— start of Records shown —

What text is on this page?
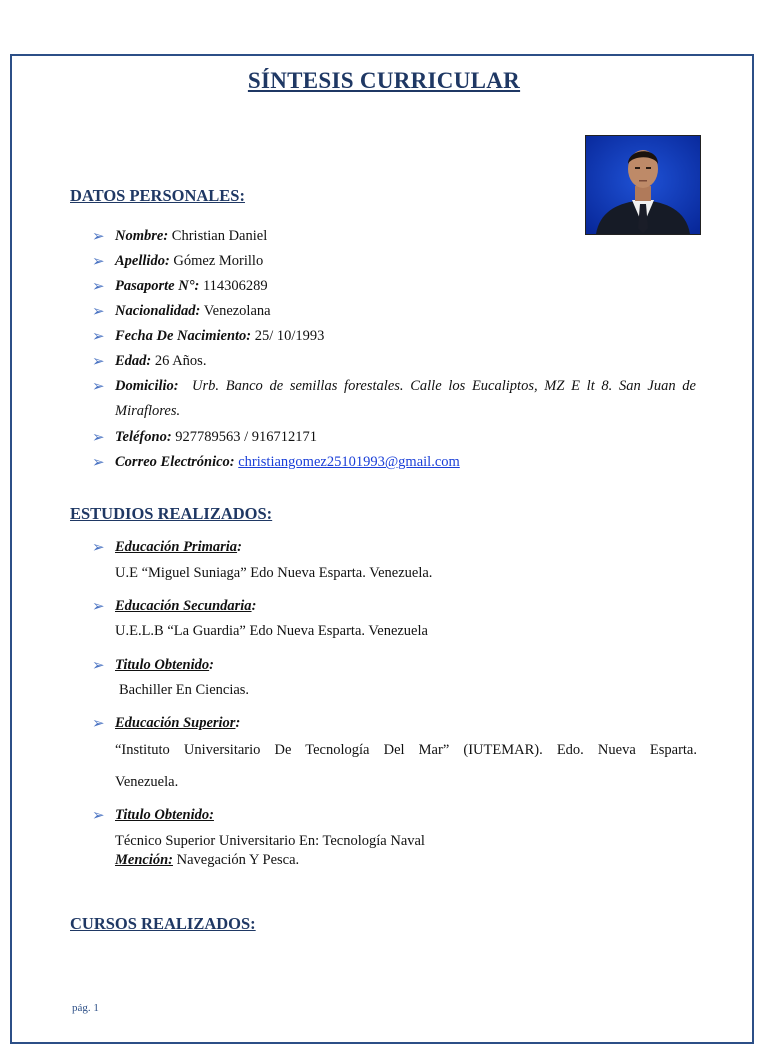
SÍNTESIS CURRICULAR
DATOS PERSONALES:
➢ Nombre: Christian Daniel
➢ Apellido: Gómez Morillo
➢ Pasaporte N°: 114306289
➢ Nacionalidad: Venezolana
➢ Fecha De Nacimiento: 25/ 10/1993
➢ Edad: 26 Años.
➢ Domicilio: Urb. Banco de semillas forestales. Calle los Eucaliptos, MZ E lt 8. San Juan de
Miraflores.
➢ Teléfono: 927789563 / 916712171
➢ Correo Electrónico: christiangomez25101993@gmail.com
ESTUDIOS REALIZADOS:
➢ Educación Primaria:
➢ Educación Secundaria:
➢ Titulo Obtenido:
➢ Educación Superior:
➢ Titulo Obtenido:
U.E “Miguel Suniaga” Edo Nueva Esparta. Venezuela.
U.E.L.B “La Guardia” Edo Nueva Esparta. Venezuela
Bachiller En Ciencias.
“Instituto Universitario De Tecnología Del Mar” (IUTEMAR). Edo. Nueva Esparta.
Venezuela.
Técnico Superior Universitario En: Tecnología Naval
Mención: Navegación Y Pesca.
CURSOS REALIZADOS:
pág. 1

— end of Records shown —
— start of Records shown —

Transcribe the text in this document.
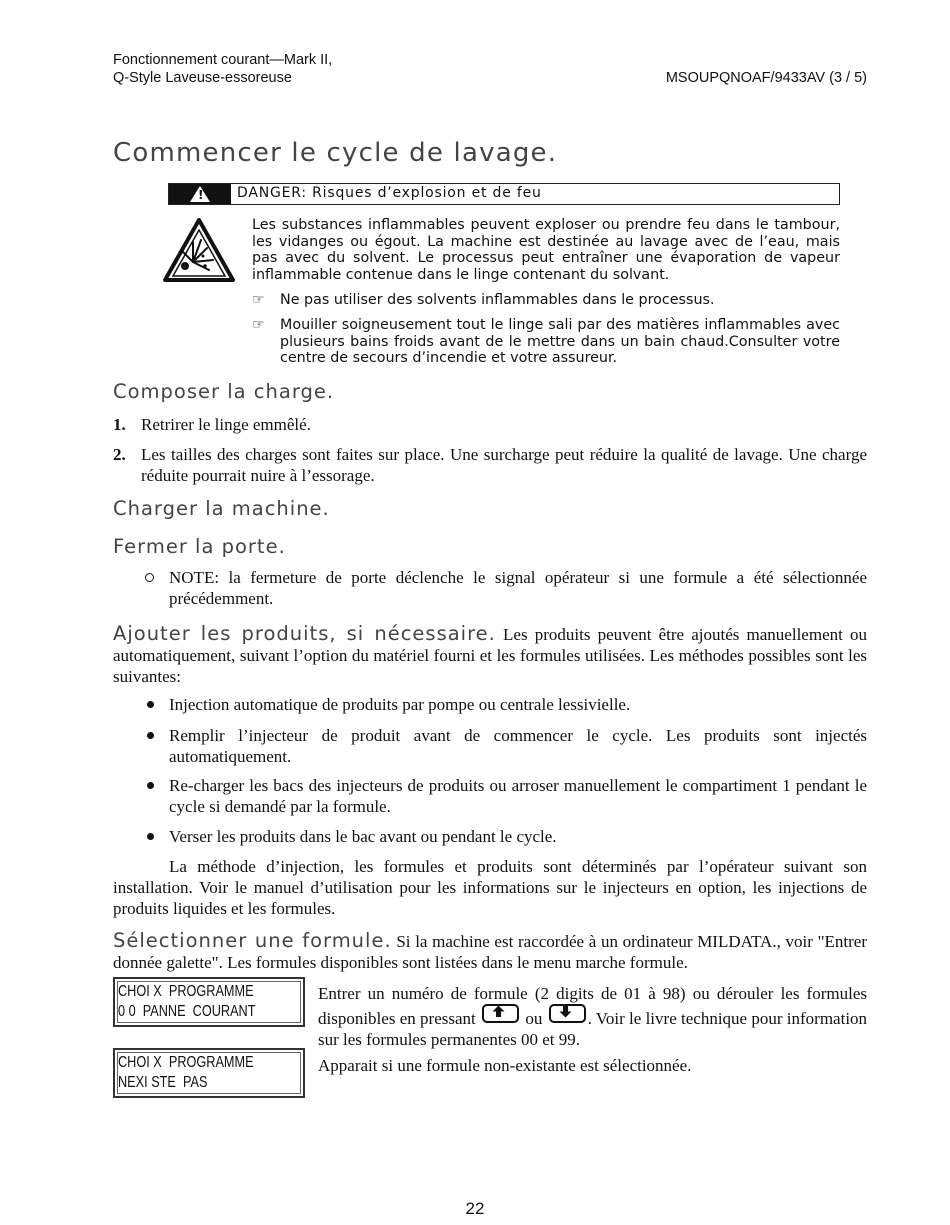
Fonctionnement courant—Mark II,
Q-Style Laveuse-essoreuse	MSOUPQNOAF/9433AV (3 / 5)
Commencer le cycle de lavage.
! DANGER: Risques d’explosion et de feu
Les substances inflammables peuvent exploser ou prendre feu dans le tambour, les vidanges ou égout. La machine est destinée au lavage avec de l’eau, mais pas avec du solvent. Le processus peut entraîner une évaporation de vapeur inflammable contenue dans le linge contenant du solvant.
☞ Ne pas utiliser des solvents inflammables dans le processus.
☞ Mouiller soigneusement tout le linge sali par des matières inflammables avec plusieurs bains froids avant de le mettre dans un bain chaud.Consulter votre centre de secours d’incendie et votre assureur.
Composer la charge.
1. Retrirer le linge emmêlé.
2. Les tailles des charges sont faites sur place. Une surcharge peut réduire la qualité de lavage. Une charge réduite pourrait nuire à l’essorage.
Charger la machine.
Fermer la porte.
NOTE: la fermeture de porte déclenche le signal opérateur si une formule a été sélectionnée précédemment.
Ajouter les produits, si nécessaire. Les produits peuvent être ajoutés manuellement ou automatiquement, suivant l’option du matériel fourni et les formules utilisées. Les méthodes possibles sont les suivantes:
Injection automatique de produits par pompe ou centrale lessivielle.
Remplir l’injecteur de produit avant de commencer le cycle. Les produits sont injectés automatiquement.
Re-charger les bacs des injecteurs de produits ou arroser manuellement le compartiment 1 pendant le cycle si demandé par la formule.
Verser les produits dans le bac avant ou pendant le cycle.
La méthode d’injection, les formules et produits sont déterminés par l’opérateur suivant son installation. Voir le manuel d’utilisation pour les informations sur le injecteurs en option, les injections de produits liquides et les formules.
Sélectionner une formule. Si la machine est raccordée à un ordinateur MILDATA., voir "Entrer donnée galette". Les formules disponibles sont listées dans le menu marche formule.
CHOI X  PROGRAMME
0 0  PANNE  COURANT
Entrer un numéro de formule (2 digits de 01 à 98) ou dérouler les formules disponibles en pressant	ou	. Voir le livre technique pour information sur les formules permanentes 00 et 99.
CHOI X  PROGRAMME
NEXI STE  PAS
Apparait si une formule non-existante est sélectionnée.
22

— end of Records shown —

Directive. Copy all lines of the listing above that contain the string "processus".

Final result.
Les substances inflammables peuvent exploser ou prendre feu dans le tambour, les vidanges ou égout. La machine est destinée au lavage avec de l’eau, mais pas avec du solvent. Le processus peut entraîner une évaporation de vapeur inflammable contenue dans le linge contenant du solvant.
☞ Ne pas utiliser des solvents inflammables dans le processus.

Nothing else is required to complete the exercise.